> **Figure record listings**:
##########

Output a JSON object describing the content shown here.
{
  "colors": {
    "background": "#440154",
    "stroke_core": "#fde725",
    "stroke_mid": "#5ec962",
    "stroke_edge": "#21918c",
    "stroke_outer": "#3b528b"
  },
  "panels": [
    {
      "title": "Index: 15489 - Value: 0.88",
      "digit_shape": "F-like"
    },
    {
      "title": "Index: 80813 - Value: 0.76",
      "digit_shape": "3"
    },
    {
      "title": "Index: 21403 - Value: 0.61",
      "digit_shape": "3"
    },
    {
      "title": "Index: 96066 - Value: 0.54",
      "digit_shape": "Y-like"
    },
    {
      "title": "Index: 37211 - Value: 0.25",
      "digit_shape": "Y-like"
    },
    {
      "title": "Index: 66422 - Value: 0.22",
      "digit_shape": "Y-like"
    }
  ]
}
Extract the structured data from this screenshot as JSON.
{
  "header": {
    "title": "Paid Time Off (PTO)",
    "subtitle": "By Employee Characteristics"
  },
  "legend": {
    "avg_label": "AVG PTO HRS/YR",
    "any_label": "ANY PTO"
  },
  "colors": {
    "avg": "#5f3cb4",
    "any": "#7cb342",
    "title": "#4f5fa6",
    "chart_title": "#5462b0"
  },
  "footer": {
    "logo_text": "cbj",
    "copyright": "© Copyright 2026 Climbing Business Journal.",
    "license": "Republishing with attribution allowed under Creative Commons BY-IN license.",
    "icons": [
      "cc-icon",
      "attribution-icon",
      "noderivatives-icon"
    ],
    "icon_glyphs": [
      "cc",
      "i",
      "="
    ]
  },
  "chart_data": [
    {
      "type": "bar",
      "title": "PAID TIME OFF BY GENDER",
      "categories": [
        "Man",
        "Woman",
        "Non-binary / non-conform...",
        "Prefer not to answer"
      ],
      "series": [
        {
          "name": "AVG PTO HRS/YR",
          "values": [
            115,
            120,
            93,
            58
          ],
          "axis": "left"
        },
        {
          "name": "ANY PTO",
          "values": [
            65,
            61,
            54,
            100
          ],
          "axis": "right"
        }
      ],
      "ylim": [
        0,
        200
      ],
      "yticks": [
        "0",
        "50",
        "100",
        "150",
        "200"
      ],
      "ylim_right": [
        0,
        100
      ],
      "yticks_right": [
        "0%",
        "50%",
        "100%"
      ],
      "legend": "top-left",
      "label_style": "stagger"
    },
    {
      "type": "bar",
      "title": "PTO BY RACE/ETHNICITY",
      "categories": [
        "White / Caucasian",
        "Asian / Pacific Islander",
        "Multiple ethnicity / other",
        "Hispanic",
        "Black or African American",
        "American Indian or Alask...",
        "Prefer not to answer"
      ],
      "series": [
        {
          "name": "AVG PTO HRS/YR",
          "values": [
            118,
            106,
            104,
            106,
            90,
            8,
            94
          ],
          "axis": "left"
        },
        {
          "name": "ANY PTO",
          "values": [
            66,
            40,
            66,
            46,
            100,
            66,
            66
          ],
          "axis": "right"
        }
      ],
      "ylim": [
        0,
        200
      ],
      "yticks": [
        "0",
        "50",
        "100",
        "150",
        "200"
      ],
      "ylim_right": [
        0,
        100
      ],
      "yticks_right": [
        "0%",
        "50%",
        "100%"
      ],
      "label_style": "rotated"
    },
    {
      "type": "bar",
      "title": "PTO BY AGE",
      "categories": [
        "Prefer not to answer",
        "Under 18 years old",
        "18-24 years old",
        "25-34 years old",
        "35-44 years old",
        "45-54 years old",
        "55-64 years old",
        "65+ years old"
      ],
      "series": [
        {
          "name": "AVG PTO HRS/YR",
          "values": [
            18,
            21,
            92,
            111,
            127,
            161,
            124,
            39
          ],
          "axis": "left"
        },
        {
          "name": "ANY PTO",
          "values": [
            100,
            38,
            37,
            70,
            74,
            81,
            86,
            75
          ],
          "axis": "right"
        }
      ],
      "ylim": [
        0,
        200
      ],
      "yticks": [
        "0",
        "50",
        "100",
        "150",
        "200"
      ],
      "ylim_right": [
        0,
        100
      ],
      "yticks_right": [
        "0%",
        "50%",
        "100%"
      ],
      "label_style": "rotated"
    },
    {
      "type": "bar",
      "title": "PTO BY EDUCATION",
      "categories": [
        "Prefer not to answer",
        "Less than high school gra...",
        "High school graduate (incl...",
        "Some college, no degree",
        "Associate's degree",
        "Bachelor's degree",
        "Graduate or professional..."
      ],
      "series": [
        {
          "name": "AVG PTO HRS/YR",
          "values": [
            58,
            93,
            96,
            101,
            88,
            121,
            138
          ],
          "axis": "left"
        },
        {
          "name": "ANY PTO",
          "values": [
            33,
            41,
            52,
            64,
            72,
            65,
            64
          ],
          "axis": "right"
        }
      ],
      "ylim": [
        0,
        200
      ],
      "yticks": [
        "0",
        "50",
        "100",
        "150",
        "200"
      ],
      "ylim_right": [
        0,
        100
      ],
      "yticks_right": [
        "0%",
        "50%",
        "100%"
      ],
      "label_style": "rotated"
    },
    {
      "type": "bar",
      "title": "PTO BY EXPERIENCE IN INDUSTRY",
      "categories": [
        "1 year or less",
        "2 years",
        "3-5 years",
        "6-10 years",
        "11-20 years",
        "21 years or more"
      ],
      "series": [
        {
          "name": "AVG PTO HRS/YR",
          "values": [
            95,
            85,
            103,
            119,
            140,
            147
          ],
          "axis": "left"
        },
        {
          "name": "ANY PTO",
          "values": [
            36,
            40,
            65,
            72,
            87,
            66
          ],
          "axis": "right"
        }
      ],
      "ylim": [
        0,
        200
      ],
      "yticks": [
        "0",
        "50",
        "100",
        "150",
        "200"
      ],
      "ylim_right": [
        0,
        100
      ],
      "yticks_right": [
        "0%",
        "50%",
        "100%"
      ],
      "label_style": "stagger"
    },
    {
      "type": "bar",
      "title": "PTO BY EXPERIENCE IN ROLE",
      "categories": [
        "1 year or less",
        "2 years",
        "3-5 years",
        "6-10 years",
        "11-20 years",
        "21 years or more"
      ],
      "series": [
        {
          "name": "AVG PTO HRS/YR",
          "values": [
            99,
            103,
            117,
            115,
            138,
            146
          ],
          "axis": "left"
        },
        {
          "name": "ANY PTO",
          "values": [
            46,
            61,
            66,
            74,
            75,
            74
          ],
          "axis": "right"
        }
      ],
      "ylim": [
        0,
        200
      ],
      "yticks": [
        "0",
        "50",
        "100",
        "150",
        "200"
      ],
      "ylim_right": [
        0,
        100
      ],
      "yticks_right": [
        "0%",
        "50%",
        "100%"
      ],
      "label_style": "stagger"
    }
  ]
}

##########

> **Task description**:
Reproduce every record above exactly as it appears.

> **Answer to the problem**:
Output a JSON object describing the content shown here.
{
  "colors": {
    "background": "#440154",
    "stroke_core": "#fde725",
    "stroke_mid": "#5ec962",
    "stroke_edge": "#21918c",
    "stroke_outer": "#3b528b"
  },
  "panels": [
    {
      "title": "Index: 15489 - Value: 0.88",
      "digit_shape": "F-like"
    },
    {
      "title": "Index: 80813 - Value: 0.76",
      "digit_shape": "3"
    },
    {
      "title": "Index: 21403 - Value: 0.61",
      "digit_shape": "3"
    },
    {
      "title": "Index: 96066 - Value: 0.54",
      "digit_shape": "Y-like"
    },
    {
      "title": "Index: 37211 - Value: 0.25",
      "digit_shape": "Y-like"
    },
    {
      "title": "Index: 66422 - Value: 0.22",
      "digit_shape": "Y-like"
    }
  ]
}
Extract the structured data from this screenshot as JSON.
{
  "header": {
    "title": "Paid Time Off (PTO)",
    "subtitle": "By Employee Characteristics"
  },
  "legend": {
    "avg_label": "AVG PTO HRS/YR",
    "any_label": "ANY PTO"
  },
  "colors": {
    "avg": "#5f3cb4",
    "any": "#7cb342",
    "title": "#4f5fa6",
    "chart_title": "#5462b0"
  },
  "footer": {
    "logo_text": "cbj",
    "copyright": "© Copyright 2026 Climbing Business Journal.",
    "license": "Republishing with attribution allowed under Creative Commons BY-IN license.",
    "icons": [
      "cc-icon",
      "attribution-icon",
      "noderivatives-icon"
    ],
    "icon_glyphs": [
      "cc",
      "i",
      "="
    ]
  },
  "chart_data": [
    {
      "type": "bar",
      "title": "PAID TIME OFF BY GENDER",
      "categories": [
        "Man",
        "Woman",
        "Non-binary / non-conform...",
        "Prefer not to answer"
      ],
      "series": [
        {
          "name": "AVG PTO HRS/YR",
          "values": [
            115,
            120,
            93,
            58
          ],
          "axis": "left"
        },
        {
          "name": "ANY PTO",
          "values": [
            65,
            61,
            54,
            100
          ],
          "axis": "right"
        }
      ],
      "ylim": [
        0,
        200
      ],
      "yticks": [
        "0",
        "50",
        "100",
        "150",
        "200"
      ],
      "ylim_right": [
        0,
        100
      ],
      "yticks_right": [
        "0%",
        "50%",
        "100%"
      ],
      "legend": "top-left",
      "label_style": "stagger"
    },
    {
      "type": "bar",
      "title": "PTO BY RACE/ETHNICITY",
      "categories": [
        "White / Caucasian",
        "Asian / Pacific Islander",
        "Multiple ethnicity / other",
        "Hispanic",
        "Black or African American",
        "American Indian or Alask...",
        "Prefer not to answer"
      ],
      "series": [
        {
          "name": "AVG PTO HRS/YR",
          "values": [
            118,
            106,
            104,
            106,
            90,
            8,
            94
          ],
          "axis": "left"
        },
        {
          "name": "ANY PTO",
          "values": [
            66,
            40,
            66,
            46,
            100,
            66,
            66
          ],
          "axis": "right"
        }
      ],
      "ylim": [
        0,
        200
      ],
      "yticks": [
        "0",
        "50",
        "100",
        "150",
        "200"
      ],
      "ylim_right": [
        0,
        100
      ],
      "yticks_right": [
        "0%",
        "50%",
        "100%"
      ],
      "label_style": "rotated"
    },
    {
      "type": "bar",
      "title": "PTO BY AGE",
      "categories": [
        "Prefer not to answer",
        "Under 18 years old",
        "18-24 years old",
        "25-34 years old",
        "35-44 years old",
        "45-54 years old",
        "55-64 years old",
        "65+ years old"
      ],
      "series": [
        {
          "name": "AVG PTO HRS/YR",
          "values": [
            18,
            21,
            92,
            111,
            127,
            161,
            124,
            39
          ],
          "axis": "left"
        },
        {
          "name": "ANY PTO",
          "values": [
            100,
            38,
            37,
            70,
            74,
            81,
            86,
            75
          ],
          "axis": "right"
        }
      ],
      "ylim": [
        0,
        200
      ],
      "yticks": [
        "0",
        "50",
        "100",
        "150",
        "200"
      ],
      "ylim_right": [
        0,
        100
      ],
      "yticks_right": [
        "0%",
        "50%",
        "100%"
      ],
      "label_style": "rotated"
    },
    {
      "type": "bar",
      "title": "PTO BY EDUCATION",
      "categories": [
        "Prefer not to answer",
        "Less than high school gra...",
        "High school graduate (incl...",
        "Some college, no degree",
        "Associate's degree",
        "Bachelor's degree",
        "Graduate or professional..."
      ],
      "series": [
        {
          "name": "AVG PTO HRS/YR",
          "values": [
            58,
            93,
            96,
            101,
            88,
            121,
            138
          ],
          "axis": "left"
        },
        {
          "name": "ANY PTO",
          "values": [
            33,
            41,
            52,
            64,
            72,
            65,
            64
          ],
          "axis": "right"
        }
      ],
      "ylim": [
        0,
        200
      ],
      "yticks": [
        "0",
        "50",
        "100",
        "150",
        "200"
      ],
      "ylim_right": [
        0,
        100
      ],
      "yticks_right": [
        "0%",
        "50%",
        "100%"
      ],
      "label_style": "rotated"
    },
    {
      "type": "bar",
      "title": "PTO BY EXPERIENCE IN INDUSTRY",
      "categories": [
        "1 year or less",
        "2 years",
        "3-5 years",
        "6-10 years",
        "11-20 years",
        "21 years or more"
      ],
      "series": [
        {
          "name": "AVG PTO HRS/YR",
          "values": [
            95,
            85,
            103,
            119,
            140,
            147
          ],
          "axis": "left"
        },
        {
          "name": "ANY PTO",
          "values": [
            36,
            40,
            65,
            72,
            87,
            66
          ],
          "axis": "right"
        }
      ],
      "ylim": [
        0,
        200
      ],
      "yticks": [
        "0",
        "50",
        "100",
        "150",
        "200"
      ],
      "ylim_right": [
        0,
        100
      ],
      "yticks_right": [
        "0%",
        "50%",
        "100%"
      ],
      "label_style": "stagger"
    },
    {
      "type": "bar",
      "title": "PTO BY EXPERIENCE IN ROLE",
      "categories": [
        "1 year or less",
        "2 years",
        "3-5 years",
        "6-10 years",
        "11-20 years",
        "21 years or more"
      ],
      "series": [
        {
          "name": "AVG PTO HRS/YR",
          "values": [
            99,
            103,
            117,
            115,
            138,
            146
          ],
          "axis": "left"
        },
        {
          "name": "ANY PTO",
          "values": [
            46,
            61,
            66,
            74,
            75,
            74
          ],
          "axis": "right"
        }
      ],
      "ylim": [
        0,
        200
      ],
      "yticks": [
        "0",
        "50",
        "100",
        "150",
        "200"
      ],
      "ylim_right": [
        0,
        100
      ],
      "yticks_right": [
        "0%",
        "50%",
        "100%"
      ],
      "label_style": "stagger"
    }
  ]
}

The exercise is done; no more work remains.